What to work on:
Repeat each line exactly as it is written.

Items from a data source

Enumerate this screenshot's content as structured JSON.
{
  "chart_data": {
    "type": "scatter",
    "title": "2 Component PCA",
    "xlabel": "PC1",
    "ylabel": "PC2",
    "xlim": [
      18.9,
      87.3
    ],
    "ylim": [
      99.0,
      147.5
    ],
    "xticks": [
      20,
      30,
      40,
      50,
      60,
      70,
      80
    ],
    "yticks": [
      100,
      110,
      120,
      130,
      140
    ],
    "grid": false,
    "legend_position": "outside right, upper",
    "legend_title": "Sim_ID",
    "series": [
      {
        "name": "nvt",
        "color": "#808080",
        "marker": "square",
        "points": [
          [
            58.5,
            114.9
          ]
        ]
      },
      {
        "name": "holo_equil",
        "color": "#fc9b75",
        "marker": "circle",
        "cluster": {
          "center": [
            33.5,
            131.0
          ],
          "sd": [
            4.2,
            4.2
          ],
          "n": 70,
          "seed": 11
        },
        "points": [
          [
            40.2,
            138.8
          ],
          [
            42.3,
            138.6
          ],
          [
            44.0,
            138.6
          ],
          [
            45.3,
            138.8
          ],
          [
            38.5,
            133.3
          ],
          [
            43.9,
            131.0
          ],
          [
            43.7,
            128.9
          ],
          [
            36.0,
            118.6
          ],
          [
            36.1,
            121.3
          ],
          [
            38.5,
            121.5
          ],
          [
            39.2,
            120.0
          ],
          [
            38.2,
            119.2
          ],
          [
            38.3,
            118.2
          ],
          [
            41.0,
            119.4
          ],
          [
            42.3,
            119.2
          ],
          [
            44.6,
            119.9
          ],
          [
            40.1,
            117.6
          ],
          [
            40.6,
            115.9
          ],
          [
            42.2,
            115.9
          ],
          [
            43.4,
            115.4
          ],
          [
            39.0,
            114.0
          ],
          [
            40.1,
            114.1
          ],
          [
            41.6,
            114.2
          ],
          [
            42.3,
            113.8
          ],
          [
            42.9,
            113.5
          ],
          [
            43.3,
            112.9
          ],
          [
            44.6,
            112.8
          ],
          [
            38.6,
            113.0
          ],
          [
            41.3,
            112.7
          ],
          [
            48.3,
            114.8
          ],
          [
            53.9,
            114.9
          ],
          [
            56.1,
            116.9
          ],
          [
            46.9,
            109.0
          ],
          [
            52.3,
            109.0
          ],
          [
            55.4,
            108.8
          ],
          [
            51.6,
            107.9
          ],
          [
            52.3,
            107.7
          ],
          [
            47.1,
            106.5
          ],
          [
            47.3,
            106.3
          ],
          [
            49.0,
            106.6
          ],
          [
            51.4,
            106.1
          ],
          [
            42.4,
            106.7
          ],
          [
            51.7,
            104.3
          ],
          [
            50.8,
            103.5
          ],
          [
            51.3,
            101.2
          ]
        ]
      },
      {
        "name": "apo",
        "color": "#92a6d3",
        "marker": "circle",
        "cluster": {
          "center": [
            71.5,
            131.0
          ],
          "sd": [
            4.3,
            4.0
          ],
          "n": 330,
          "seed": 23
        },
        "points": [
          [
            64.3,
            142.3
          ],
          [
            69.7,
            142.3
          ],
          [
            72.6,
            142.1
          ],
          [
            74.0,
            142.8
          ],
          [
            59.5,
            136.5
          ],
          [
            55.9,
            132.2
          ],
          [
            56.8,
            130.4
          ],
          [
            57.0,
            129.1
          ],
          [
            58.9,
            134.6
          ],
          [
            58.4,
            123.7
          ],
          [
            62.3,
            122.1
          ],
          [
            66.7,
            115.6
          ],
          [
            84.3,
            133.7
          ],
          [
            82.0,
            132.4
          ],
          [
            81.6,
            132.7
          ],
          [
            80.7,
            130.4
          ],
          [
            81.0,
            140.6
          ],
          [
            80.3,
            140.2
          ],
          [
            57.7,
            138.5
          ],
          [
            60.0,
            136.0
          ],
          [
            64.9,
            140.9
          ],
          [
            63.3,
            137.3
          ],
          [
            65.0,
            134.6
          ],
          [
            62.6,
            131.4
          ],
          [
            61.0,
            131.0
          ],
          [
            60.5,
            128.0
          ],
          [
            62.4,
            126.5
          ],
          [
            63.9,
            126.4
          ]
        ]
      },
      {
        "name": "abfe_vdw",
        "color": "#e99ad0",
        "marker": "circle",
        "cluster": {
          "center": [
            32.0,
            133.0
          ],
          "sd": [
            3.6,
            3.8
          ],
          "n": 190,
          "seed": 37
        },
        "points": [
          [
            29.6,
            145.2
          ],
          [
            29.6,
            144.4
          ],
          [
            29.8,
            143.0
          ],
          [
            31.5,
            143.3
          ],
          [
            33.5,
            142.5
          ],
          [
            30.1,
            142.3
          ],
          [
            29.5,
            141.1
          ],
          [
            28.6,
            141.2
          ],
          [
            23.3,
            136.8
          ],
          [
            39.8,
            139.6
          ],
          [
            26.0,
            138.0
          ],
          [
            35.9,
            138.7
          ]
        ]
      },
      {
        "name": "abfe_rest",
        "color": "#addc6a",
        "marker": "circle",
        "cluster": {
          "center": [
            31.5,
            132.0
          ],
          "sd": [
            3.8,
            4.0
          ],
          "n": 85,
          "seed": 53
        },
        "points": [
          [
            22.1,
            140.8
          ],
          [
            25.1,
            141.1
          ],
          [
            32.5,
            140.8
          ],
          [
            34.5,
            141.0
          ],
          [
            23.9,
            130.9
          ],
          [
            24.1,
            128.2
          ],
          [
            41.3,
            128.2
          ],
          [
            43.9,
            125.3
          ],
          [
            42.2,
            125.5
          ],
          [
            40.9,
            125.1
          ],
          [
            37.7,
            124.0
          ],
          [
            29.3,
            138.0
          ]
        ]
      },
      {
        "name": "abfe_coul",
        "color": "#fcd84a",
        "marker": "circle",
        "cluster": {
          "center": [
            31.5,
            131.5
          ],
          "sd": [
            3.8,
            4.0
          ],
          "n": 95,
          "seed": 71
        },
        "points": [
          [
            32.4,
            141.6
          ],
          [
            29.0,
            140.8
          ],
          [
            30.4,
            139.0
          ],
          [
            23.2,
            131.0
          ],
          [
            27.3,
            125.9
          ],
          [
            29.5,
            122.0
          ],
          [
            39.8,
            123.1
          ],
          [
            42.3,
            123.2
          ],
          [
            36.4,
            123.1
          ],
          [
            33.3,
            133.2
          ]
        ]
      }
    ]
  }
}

Solution to this problem:
Enumerate this screenshot's content as structured JSON.
{
  "chart_data": {
    "type": "scatter",
    "title": "2 Component PCA",
    "xlabel": "PC1",
    "ylabel": "PC2",
    "xlim": [
      18.9,
      87.3
    ],
    "ylim": [
      99.0,
      147.5
    ],
    "xticks": [
      20,
      30,
      40,
      50,
      60,
      70,
      80
    ],
    "yticks": [
      100,
      110,
      120,
      130,
      140
    ],
    "grid": false,
    "legend_position": "outside right, upper",
    "legend_title": "Sim_ID",
    "series": [
      {
        "name": "nvt",
        "color": "#808080",
        "marker": "square",
        "points": [
          [
            58.5,
            114.9
          ]
        ]
      },
      {
        "name": "holo_equil",
        "color": "#fc9b75",
        "marker": "circle",
        "cluster": {
          "center": [
            33.5,
            131.0
          ],
          "sd": [
            4.2,
            4.2
          ],
          "n": 70,
          "seed": 11
        },
        "points": [
          [
            40.2,
            138.8
          ],
          [
            42.3,
            138.6
          ],
          [
            44.0,
            138.6
          ],
          [
            45.3,
            138.8
          ],
          [
            38.5,
            133.3
          ],
          [
            43.9,
            131.0
          ],
          [
            43.7,
            128.9
          ],
          [
            36.0,
            118.6
          ],
          [
            36.1,
            121.3
          ],
          [
            38.5,
            121.5
          ],
          [
            39.2,
            120.0
          ],
          [
            38.2,
            119.2
          ],
          [
            38.3,
            118.2
          ],
          [
            41.0,
            119.4
          ],
          [
            42.3,
            119.2
          ],
          [
            44.6,
            119.9
          ],
          [
            40.1,
            117.6
          ],
          [
            40.6,
            115.9
          ],
          [
            42.2,
            115.9
          ],
          [
            43.4,
            115.4
          ],
          [
            39.0,
            114.0
          ],
          [
            40.1,
            114.1
          ],
          [
            41.6,
            114.2
          ],
          [
            42.3,
            113.8
          ],
          [
            42.9,
            113.5
          ],
          [
            43.3,
            112.9
          ],
          [
            44.6,
            112.8
          ],
          [
            38.6,
            113.0
          ],
          [
            41.3,
            112.7
          ],
          [
            48.3,
            114.8
          ],
          [
            53.9,
            114.9
          ],
          [
            56.1,
            116.9
          ],
          [
            46.9,
            109.0
          ],
          [
            52.3,
            109.0
          ],
          [
            55.4,
            108.8
          ],
          [
            51.6,
            107.9
          ],
          [
            52.3,
            107.7
          ],
          [
            47.1,
            106.5
          ],
          [
            47.3,
            106.3
          ],
          [
            49.0,
            106.6
          ],
          [
            51.4,
            106.1
          ],
          [
            42.4,
            106.7
          ],
          [
            51.7,
            104.3
          ],
          [
            50.8,
            103.5
          ],
          [
            51.3,
            101.2
          ]
        ]
      },
      {
        "name": "apo",
        "color": "#92a6d3",
        "marker": "circle",
        "cluster": {
          "center": [
            71.5,
            131.0
          ],
          "sd": [
            4.3,
            4.0
          ],
          "n": 330,
          "seed": 23
        },
        "points": [
          [
            64.3,
            142.3
          ],
          [
            69.7,
            142.3
          ],
          [
            72.6,
            142.1
          ],
          [
            74.0,
            142.8
          ],
          [
            59.5,
            136.5
          ],
          [
            55.9,
            132.2
          ],
          [
            56.8,
            130.4
          ],
          [
            57.0,
            129.1
          ],
          [
            58.9,
            134.6
          ],
          [
            58.4,
            123.7
          ],
          [
            62.3,
            122.1
          ],
          [
            66.7,
            115.6
          ],
          [
            84.3,
            133.7
          ],
          [
            82.0,
            132.4
          ],
          [
            81.6,
            132.7
          ],
          [
            80.7,
            130.4
          ],
          [
            81.0,
            140.6
          ],
          [
            80.3,
            140.2
          ],
          [
            57.7,
            138.5
          ],
          [
            60.0,
            136.0
          ],
          [
            64.9,
            140.9
          ],
          [
            63.3,
            137.3
          ],
          [
            65.0,
            134.6
          ],
          [
            62.6,
            131.4
          ],
          [
            61.0,
            131.0
          ],
          [
            60.5,
            128.0
          ],
          [
            62.4,
            126.5
          ],
          [
            63.9,
            126.4
          ]
        ]
      },
      {
        "name": "abfe_vdw",
        "color": "#e99ad0",
        "marker": "circle",
        "cluster": {
          "center": [
            32.0,
            133.0
          ],
          "sd": [
            3.6,
            3.8
          ],
          "n": 190,
          "seed": 37
        },
        "points": [
          [
            29.6,
            145.2
          ],
          [
            29.6,
            144.4
          ],
          [
            29.8,
            143.0
          ],
          [
            31.5,
            143.3
          ],
          [
            33.5,
            142.5
          ],
          [
            30.1,
            142.3
          ],
          [
            29.5,
            141.1
          ],
          [
            28.6,
            141.2
          ],
          [
            23.3,
            136.8
          ],
          [
            39.8,
            139.6
          ],
          [
            26.0,
            138.0
          ],
          [
            35.9,
            138.7
          ]
        ]
      },
      {
        "name": "abfe_rest",
        "color": "#addc6a",
        "marker": "circle",
        "cluster": {
          "center": [
            31.5,
            132.0
          ],
          "sd": [
            3.8,
            4.0
          ],
          "n": 85,
          "seed": 53
        },
        "points": [
          [
            22.1,
            140.8
          ],
          [
            25.1,
            141.1
          ],
          [
            32.5,
            140.8
          ],
          [
            34.5,
            141.0
          ],
          [
            23.9,
            130.9
          ],
          [
            24.1,
            128.2
          ],
          [
            41.3,
            128.2
          ],
          [
            43.9,
            125.3
          ],
          [
            42.2,
            125.5
          ],
          [
            40.9,
            125.1
          ],
          [
            37.7,
            124.0
          ],
          [
            29.3,
            138.0
          ]
        ]
      },
      {
        "name": "abfe_coul",
        "color": "#fcd84a",
        "marker": "circle",
        "cluster": {
          "center": [
            31.5,
            131.5
          ],
          "sd": [
            3.8,
            4.0
          ],
          "n": 95,
          "seed": 71
        },
        "points": [
          [
            32.4,
            141.6
          ],
          [
            29.0,
            140.8
          ],
          [
            30.4,
            139.0
          ],
          [
            23.2,
            131.0
          ],
          [
            27.3,
            125.9
          ],
          [
            29.5,
            122.0
          ],
          [
            39.8,
            123.1
          ],
          [
            42.3,
            123.2
          ],
          [
            36.4,
            123.1
          ],
          [
            33.3,
            133.2
          ]
        ]
      }
    ]
  }
}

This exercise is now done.